>> BEGIN

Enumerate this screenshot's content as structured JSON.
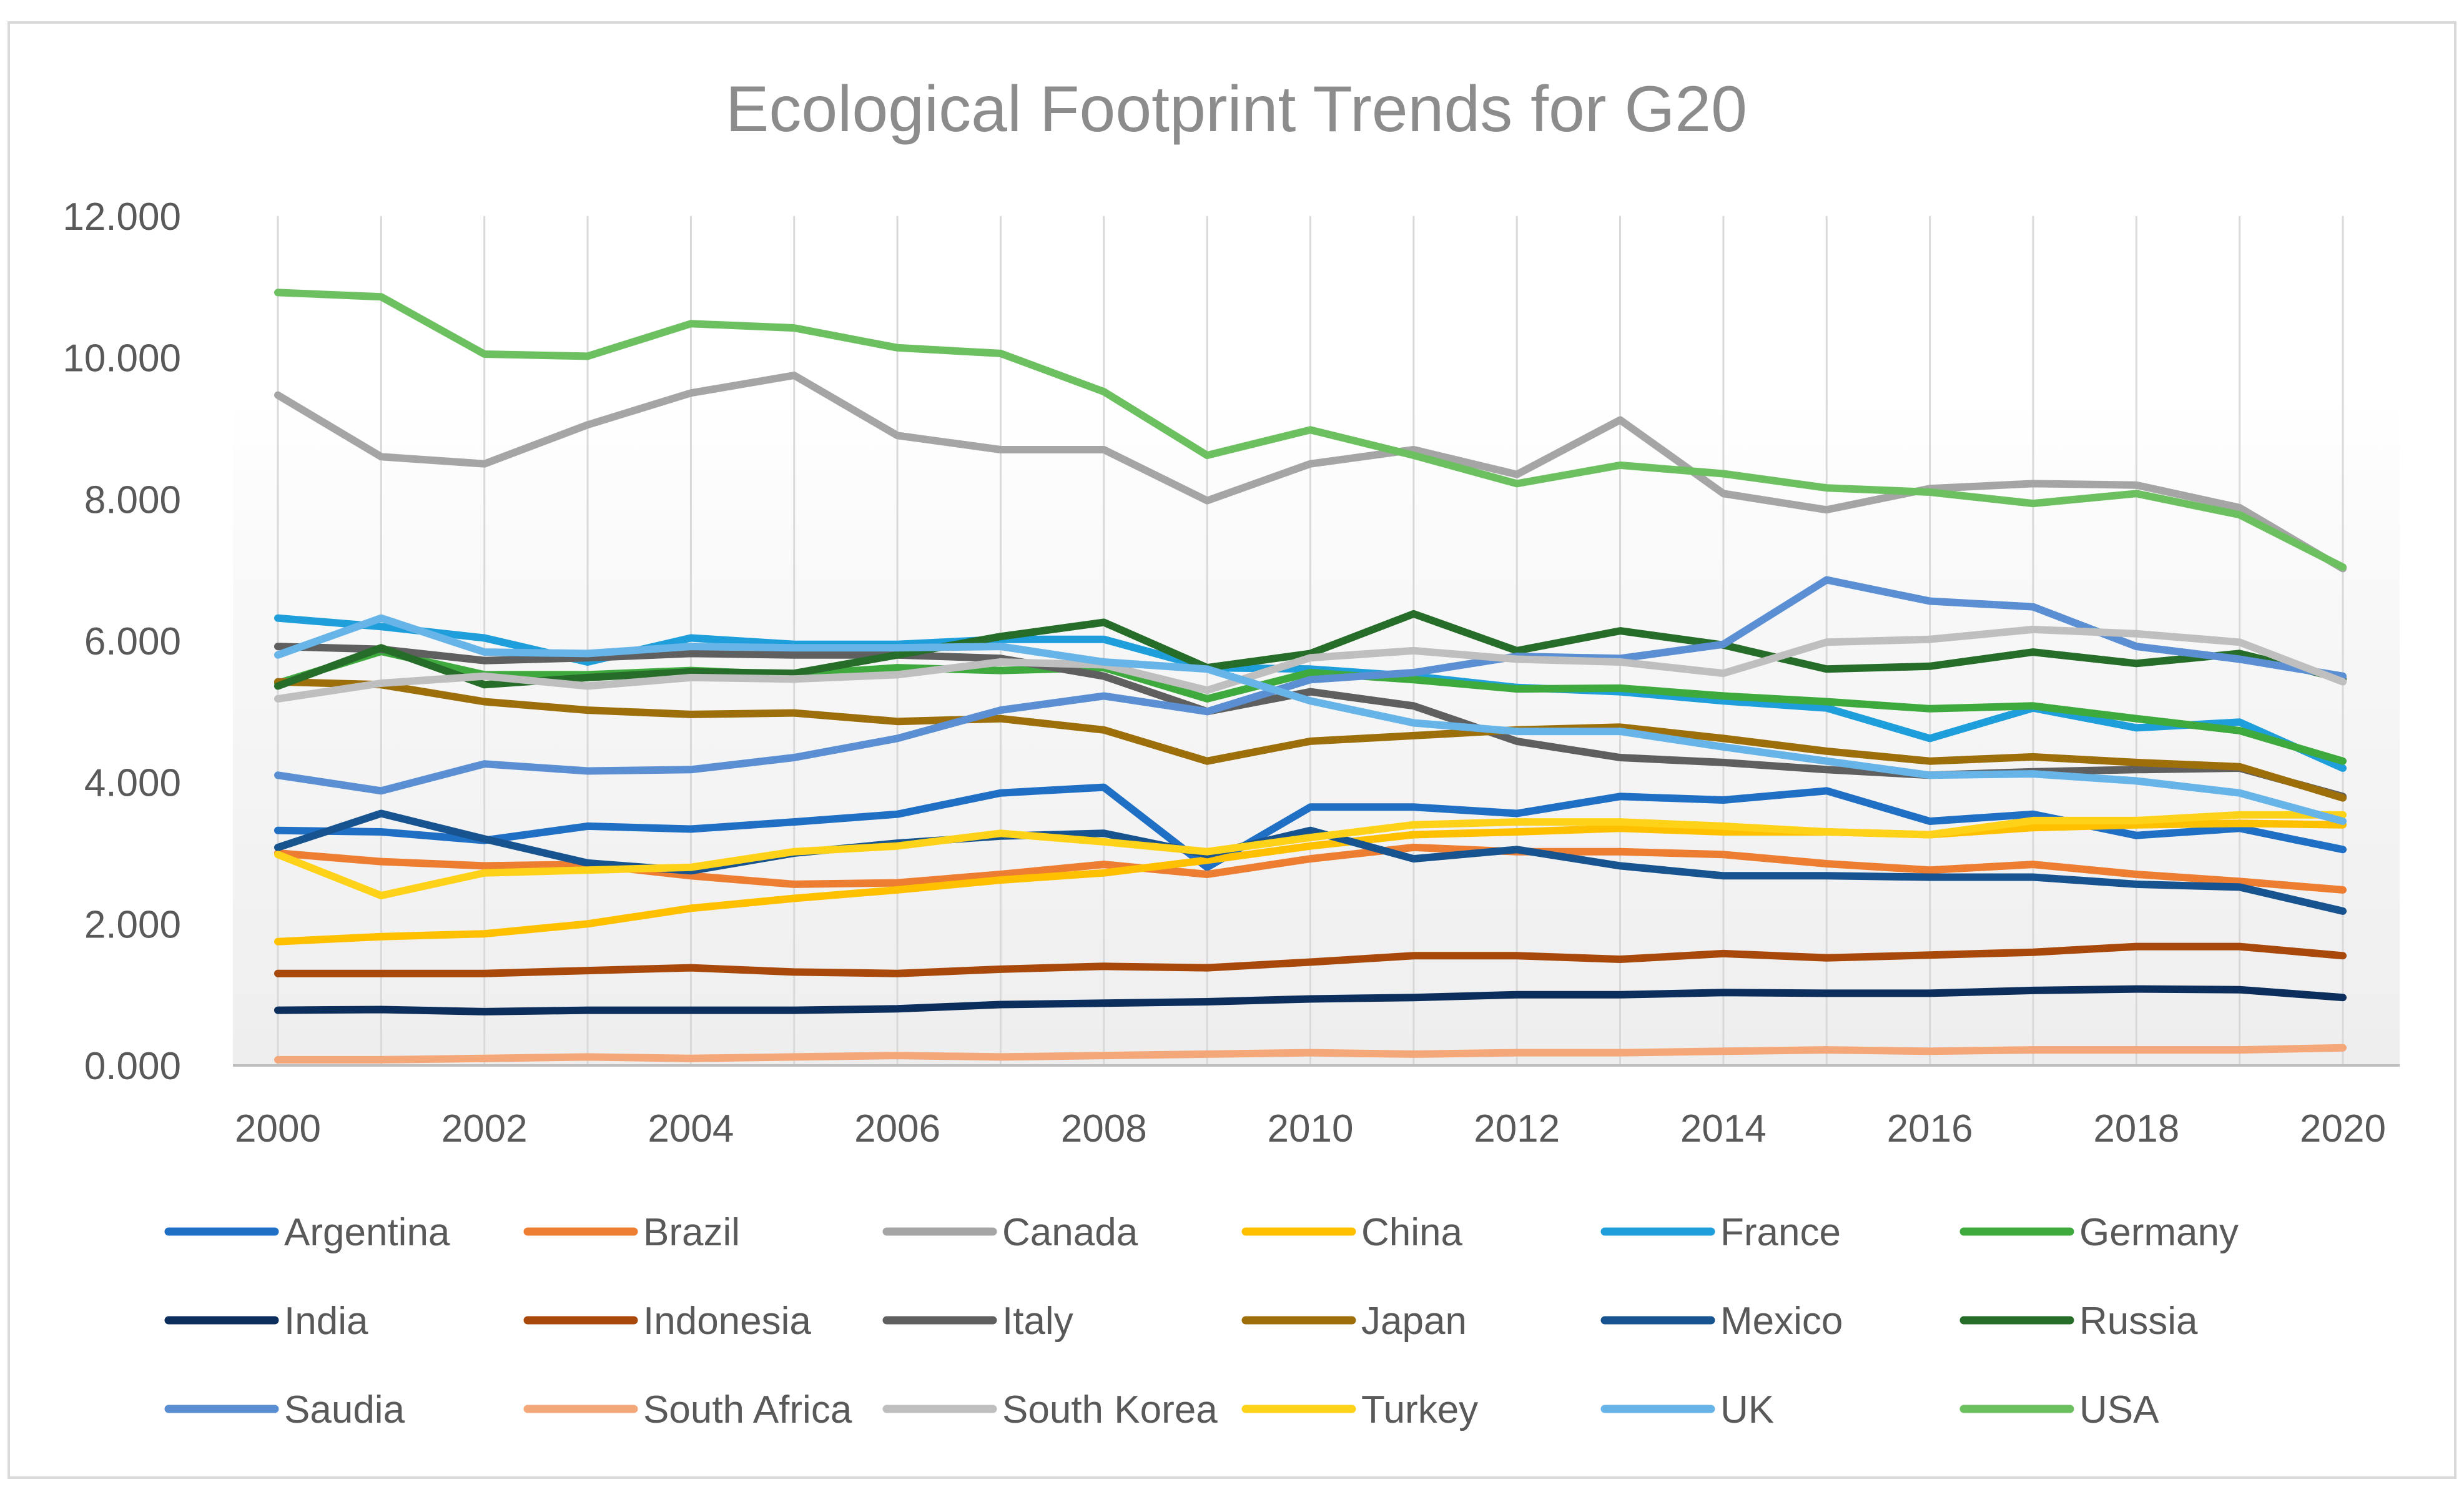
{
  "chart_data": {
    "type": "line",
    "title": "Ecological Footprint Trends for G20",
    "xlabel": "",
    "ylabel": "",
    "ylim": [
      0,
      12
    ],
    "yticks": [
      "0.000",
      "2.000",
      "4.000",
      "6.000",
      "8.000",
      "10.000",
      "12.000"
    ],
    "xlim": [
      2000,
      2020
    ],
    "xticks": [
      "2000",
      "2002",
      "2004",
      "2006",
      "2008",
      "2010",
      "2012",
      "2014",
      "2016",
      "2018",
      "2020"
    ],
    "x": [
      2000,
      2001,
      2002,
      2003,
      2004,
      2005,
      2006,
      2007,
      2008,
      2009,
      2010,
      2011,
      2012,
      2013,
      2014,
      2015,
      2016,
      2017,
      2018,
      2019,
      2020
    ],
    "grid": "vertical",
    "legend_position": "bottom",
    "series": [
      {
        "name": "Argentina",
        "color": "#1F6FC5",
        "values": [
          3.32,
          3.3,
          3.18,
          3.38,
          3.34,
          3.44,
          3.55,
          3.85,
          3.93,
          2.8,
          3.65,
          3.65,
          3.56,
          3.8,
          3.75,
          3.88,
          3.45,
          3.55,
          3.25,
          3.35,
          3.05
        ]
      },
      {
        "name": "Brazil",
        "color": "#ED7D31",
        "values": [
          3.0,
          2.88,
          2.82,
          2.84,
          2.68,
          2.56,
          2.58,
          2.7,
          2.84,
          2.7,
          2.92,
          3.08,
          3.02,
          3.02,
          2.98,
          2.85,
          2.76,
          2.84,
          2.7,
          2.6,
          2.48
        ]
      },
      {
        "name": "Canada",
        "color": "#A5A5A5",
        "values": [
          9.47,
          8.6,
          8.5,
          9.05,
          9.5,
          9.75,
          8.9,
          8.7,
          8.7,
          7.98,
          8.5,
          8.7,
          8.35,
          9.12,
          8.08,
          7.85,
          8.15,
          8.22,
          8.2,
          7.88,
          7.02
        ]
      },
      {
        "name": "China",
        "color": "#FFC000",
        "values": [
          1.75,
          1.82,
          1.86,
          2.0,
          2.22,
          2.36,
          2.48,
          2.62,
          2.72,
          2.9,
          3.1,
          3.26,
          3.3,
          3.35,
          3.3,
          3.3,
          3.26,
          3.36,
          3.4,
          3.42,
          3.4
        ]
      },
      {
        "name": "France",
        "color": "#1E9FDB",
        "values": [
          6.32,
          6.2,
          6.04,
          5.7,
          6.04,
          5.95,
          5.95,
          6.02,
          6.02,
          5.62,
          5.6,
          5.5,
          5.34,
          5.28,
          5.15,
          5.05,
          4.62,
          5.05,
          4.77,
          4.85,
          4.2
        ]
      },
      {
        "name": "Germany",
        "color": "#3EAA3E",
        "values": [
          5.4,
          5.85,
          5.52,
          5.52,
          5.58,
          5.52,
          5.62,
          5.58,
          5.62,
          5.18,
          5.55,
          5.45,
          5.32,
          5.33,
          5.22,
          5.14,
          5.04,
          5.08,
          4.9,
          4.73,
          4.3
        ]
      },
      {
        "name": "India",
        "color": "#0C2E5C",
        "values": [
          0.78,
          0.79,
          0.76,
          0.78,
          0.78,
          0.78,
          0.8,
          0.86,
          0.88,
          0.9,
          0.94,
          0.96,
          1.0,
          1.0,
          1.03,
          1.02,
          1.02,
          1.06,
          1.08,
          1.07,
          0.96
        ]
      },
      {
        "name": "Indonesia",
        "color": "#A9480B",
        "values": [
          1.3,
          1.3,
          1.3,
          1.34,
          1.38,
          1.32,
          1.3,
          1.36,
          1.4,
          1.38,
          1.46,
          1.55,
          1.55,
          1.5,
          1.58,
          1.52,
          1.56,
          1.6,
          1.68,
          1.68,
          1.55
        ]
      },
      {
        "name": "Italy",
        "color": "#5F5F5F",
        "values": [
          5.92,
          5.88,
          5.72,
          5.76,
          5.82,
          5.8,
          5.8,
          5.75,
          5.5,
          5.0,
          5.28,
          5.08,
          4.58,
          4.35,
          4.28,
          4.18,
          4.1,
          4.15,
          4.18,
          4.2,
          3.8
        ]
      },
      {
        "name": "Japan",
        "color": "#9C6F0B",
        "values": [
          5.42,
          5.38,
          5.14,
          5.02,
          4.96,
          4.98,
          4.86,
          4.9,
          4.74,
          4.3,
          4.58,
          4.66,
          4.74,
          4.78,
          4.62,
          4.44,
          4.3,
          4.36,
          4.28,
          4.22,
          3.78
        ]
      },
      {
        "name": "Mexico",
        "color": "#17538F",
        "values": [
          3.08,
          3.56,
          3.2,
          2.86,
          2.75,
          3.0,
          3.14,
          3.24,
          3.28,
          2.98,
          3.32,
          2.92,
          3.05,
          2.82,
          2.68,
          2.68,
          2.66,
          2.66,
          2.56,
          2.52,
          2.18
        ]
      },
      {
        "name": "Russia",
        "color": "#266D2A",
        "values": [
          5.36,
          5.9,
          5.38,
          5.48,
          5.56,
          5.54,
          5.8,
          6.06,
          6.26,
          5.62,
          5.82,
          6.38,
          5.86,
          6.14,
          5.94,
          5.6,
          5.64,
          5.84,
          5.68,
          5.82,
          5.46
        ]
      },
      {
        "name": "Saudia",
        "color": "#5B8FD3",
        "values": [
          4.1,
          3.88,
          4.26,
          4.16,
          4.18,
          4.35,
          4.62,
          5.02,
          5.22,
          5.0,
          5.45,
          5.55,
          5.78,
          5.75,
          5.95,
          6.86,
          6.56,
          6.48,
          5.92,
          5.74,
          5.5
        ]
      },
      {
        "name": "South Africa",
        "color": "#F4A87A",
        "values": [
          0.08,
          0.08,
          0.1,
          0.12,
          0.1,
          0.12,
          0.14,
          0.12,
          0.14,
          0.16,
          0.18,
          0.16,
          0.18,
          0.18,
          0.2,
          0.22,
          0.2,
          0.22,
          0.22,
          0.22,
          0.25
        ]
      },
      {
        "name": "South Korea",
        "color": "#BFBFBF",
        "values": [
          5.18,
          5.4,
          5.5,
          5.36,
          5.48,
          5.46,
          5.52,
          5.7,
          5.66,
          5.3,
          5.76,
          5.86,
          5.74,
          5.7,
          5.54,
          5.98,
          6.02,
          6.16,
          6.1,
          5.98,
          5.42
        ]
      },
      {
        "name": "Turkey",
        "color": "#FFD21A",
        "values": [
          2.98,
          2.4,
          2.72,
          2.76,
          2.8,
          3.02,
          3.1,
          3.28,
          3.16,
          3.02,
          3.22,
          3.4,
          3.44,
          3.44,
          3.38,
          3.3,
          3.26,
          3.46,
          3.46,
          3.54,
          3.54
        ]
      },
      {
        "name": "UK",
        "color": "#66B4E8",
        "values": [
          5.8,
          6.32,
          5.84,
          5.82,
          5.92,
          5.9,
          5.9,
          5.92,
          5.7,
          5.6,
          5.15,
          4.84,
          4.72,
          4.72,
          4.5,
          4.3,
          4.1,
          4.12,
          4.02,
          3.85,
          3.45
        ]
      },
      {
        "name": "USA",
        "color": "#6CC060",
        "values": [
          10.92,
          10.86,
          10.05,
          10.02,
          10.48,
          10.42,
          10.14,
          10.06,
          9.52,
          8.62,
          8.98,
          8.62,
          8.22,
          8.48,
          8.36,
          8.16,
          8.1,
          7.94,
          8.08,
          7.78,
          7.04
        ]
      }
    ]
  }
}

>> END

What the exercise asks - Copy out the entries verbatim and leave the images out.

Completed exercise -
Enumerate this screenshot's content as structured JSON.
{
  "chart_data": {
    "type": "line",
    "title": "Ecological Footprint Trends for G20",
    "xlabel": "",
    "ylabel": "",
    "ylim": [
      0,
      12
    ],
    "yticks": [
      "0.000",
      "2.000",
      "4.000",
      "6.000",
      "8.000",
      "10.000",
      "12.000"
    ],
    "xlim": [
      2000,
      2020
    ],
    "xticks": [
      "2000",
      "2002",
      "2004",
      "2006",
      "2008",
      "2010",
      "2012",
      "2014",
      "2016",
      "2018",
      "2020"
    ],
    "x": [
      2000,
      2001,
      2002,
      2003,
      2004,
      2005,
      2006,
      2007,
      2008,
      2009,
      2010,
      2011,
      2012,
      2013,
      2014,
      2015,
      2016,
      2017,
      2018,
      2019,
      2020
    ],
    "grid": "vertical",
    "legend_position": "bottom",
    "series": [
      {
        "name": "Argentina",
        "color": "#1F6FC5",
        "values": [
          3.32,
          3.3,
          3.18,
          3.38,
          3.34,
          3.44,
          3.55,
          3.85,
          3.93,
          2.8,
          3.65,
          3.65,
          3.56,
          3.8,
          3.75,
          3.88,
          3.45,
          3.55,
          3.25,
          3.35,
          3.05
        ]
      },
      {
        "name": "Brazil",
        "color": "#ED7D31",
        "values": [
          3.0,
          2.88,
          2.82,
          2.84,
          2.68,
          2.56,
          2.58,
          2.7,
          2.84,
          2.7,
          2.92,
          3.08,
          3.02,
          3.02,
          2.98,
          2.85,
          2.76,
          2.84,
          2.7,
          2.6,
          2.48
        ]
      },
      {
        "name": "Canada",
        "color": "#A5A5A5",
        "values": [
          9.47,
          8.6,
          8.5,
          9.05,
          9.5,
          9.75,
          8.9,
          8.7,
          8.7,
          7.98,
          8.5,
          8.7,
          8.35,
          9.12,
          8.08,
          7.85,
          8.15,
          8.22,
          8.2,
          7.88,
          7.02
        ]
      },
      {
        "name": "China",
        "color": "#FFC000",
        "values": [
          1.75,
          1.82,
          1.86,
          2.0,
          2.22,
          2.36,
          2.48,
          2.62,
          2.72,
          2.9,
          3.1,
          3.26,
          3.3,
          3.35,
          3.3,
          3.3,
          3.26,
          3.36,
          3.4,
          3.42,
          3.4
        ]
      },
      {
        "name": "France",
        "color": "#1E9FDB",
        "values": [
          6.32,
          6.2,
          6.04,
          5.7,
          6.04,
          5.95,
          5.95,
          6.02,
          6.02,
          5.62,
          5.6,
          5.5,
          5.34,
          5.28,
          5.15,
          5.05,
          4.62,
          5.05,
          4.77,
          4.85,
          4.2
        ]
      },
      {
        "name": "Germany",
        "color": "#3EAA3E",
        "values": [
          5.4,
          5.85,
          5.52,
          5.52,
          5.58,
          5.52,
          5.62,
          5.58,
          5.62,
          5.18,
          5.55,
          5.45,
          5.32,
          5.33,
          5.22,
          5.14,
          5.04,
          5.08,
          4.9,
          4.73,
          4.3
        ]
      },
      {
        "name": "India",
        "color": "#0C2E5C",
        "values": [
          0.78,
          0.79,
          0.76,
          0.78,
          0.78,
          0.78,
          0.8,
          0.86,
          0.88,
          0.9,
          0.94,
          0.96,
          1.0,
          1.0,
          1.03,
          1.02,
          1.02,
          1.06,
          1.08,
          1.07,
          0.96
        ]
      },
      {
        "name": "Indonesia",
        "color": "#A9480B",
        "values": [
          1.3,
          1.3,
          1.3,
          1.34,
          1.38,
          1.32,
          1.3,
          1.36,
          1.4,
          1.38,
          1.46,
          1.55,
          1.55,
          1.5,
          1.58,
          1.52,
          1.56,
          1.6,
          1.68,
          1.68,
          1.55
        ]
      },
      {
        "name": "Italy",
        "color": "#5F5F5F",
        "values": [
          5.92,
          5.88,
          5.72,
          5.76,
          5.82,
          5.8,
          5.8,
          5.75,
          5.5,
          5.0,
          5.28,
          5.08,
          4.58,
          4.35,
          4.28,
          4.18,
          4.1,
          4.15,
          4.18,
          4.2,
          3.8
        ]
      },
      {
        "name": "Japan",
        "color": "#9C6F0B",
        "values": [
          5.42,
          5.38,
          5.14,
          5.02,
          4.96,
          4.98,
          4.86,
          4.9,
          4.74,
          4.3,
          4.58,
          4.66,
          4.74,
          4.78,
          4.62,
          4.44,
          4.3,
          4.36,
          4.28,
          4.22,
          3.78
        ]
      },
      {
        "name": "Mexico",
        "color": "#17538F",
        "values": [
          3.08,
          3.56,
          3.2,
          2.86,
          2.75,
          3.0,
          3.14,
          3.24,
          3.28,
          2.98,
          3.32,
          2.92,
          3.05,
          2.82,
          2.68,
          2.68,
          2.66,
          2.66,
          2.56,
          2.52,
          2.18
        ]
      },
      {
        "name": "Russia",
        "color": "#266D2A",
        "values": [
          5.36,
          5.9,
          5.38,
          5.48,
          5.56,
          5.54,
          5.8,
          6.06,
          6.26,
          5.62,
          5.82,
          6.38,
          5.86,
          6.14,
          5.94,
          5.6,
          5.64,
          5.84,
          5.68,
          5.82,
          5.46
        ]
      },
      {
        "name": "Saudia",
        "color": "#5B8FD3",
        "values": [
          4.1,
          3.88,
          4.26,
          4.16,
          4.18,
          4.35,
          4.62,
          5.02,
          5.22,
          5.0,
          5.45,
          5.55,
          5.78,
          5.75,
          5.95,
          6.86,
          6.56,
          6.48,
          5.92,
          5.74,
          5.5
        ]
      },
      {
        "name": "South Africa",
        "color": "#F4A87A",
        "values": [
          0.08,
          0.08,
          0.1,
          0.12,
          0.1,
          0.12,
          0.14,
          0.12,
          0.14,
          0.16,
          0.18,
          0.16,
          0.18,
          0.18,
          0.2,
          0.22,
          0.2,
          0.22,
          0.22,
          0.22,
          0.25
        ]
      },
      {
        "name": "South Korea",
        "color": "#BFBFBF",
        "values": [
          5.18,
          5.4,
          5.5,
          5.36,
          5.48,
          5.46,
          5.52,
          5.7,
          5.66,
          5.3,
          5.76,
          5.86,
          5.74,
          5.7,
          5.54,
          5.98,
          6.02,
          6.16,
          6.1,
          5.98,
          5.42
        ]
      },
      {
        "name": "Turkey",
        "color": "#FFD21A",
        "values": [
          2.98,
          2.4,
          2.72,
          2.76,
          2.8,
          3.02,
          3.1,
          3.28,
          3.16,
          3.02,
          3.22,
          3.4,
          3.44,
          3.44,
          3.38,
          3.3,
          3.26,
          3.46,
          3.46,
          3.54,
          3.54
        ]
      },
      {
        "name": "UK",
        "color": "#66B4E8",
        "values": [
          5.8,
          6.32,
          5.84,
          5.82,
          5.92,
          5.9,
          5.9,
          5.92,
          5.7,
          5.6,
          5.15,
          4.84,
          4.72,
          4.72,
          4.5,
          4.3,
          4.1,
          4.12,
          4.02,
          3.85,
          3.45
        ]
      },
      {
        "name": "USA",
        "color": "#6CC060",
        "values": [
          10.92,
          10.86,
          10.05,
          10.02,
          10.48,
          10.42,
          10.14,
          10.06,
          9.52,
          8.62,
          8.98,
          8.62,
          8.22,
          8.48,
          8.36,
          8.16,
          8.1,
          7.94,
          8.08,
          7.78,
          7.04
        ]
      }
    ]
  }
}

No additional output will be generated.